* Aim
Print every one of the items below line for line, without altering a single character.

* Records for processing
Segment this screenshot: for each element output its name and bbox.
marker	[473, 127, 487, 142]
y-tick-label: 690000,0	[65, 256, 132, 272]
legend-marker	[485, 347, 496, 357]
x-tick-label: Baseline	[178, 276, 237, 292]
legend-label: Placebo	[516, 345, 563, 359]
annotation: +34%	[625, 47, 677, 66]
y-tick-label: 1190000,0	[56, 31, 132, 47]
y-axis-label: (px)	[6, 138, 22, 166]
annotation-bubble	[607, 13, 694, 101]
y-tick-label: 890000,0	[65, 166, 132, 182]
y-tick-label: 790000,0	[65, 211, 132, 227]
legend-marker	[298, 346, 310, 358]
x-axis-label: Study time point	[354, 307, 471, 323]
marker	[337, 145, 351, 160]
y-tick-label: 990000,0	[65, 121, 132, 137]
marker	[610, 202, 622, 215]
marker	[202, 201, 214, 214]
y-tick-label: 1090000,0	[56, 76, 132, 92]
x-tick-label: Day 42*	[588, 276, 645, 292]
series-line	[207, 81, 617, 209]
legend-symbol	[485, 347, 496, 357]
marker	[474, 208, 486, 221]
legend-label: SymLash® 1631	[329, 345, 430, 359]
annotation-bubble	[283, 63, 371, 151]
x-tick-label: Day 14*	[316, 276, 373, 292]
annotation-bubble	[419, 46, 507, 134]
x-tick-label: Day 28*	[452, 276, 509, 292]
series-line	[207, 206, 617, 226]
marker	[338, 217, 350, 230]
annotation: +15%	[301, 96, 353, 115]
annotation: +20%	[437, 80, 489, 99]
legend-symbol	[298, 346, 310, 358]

* Correct result
Segment this screenshot: for each element output its name and bbox.
marker	[473, 127, 487, 142]
y-tick-label: 690000,0	[65, 256, 132, 272]
legend-marker	[485, 347, 496, 357]
x-tick-label: Baseline	[178, 276, 237, 292]
legend-label: Placebo	[516, 345, 563, 359]
annotation: +34%	[625, 47, 677, 66]
y-tick-label: 1190000,0	[56, 31, 132, 47]
y-axis-label: (px)	[6, 138, 22, 166]
annotation-bubble	[607, 13, 694, 101]
y-tick-label: 890000,0	[65, 166, 132, 182]
y-tick-label: 790000,0	[65, 211, 132, 227]
legend-marker	[298, 346, 310, 358]
x-axis-label: Study time point	[354, 307, 471, 323]
marker	[337, 145, 351, 160]
y-tick-label: 990000,0	[65, 121, 132, 137]
marker	[610, 202, 622, 215]
marker	[202, 201, 214, 214]
y-tick-label: 1090000,0	[56, 76, 132, 92]
x-tick-label: Day 42*	[588, 276, 645, 292]
series-line	[207, 81, 617, 209]
legend-symbol	[485, 347, 496, 357]
marker	[474, 208, 486, 221]
legend-label: SymLash® 1631	[329, 345, 430, 359]
annotation-bubble	[283, 63, 371, 151]
x-tick-label: Day 14*	[316, 276, 373, 292]
annotation-bubble	[419, 46, 507, 134]
x-tick-label: Day 28*	[452, 276, 509, 292]
series-line	[207, 206, 617, 226]
marker	[338, 217, 350, 230]
annotation: +15%	[301, 96, 353, 115]
annotation: +20%	[437, 80, 489, 99]
legend-symbol	[298, 346, 310, 358]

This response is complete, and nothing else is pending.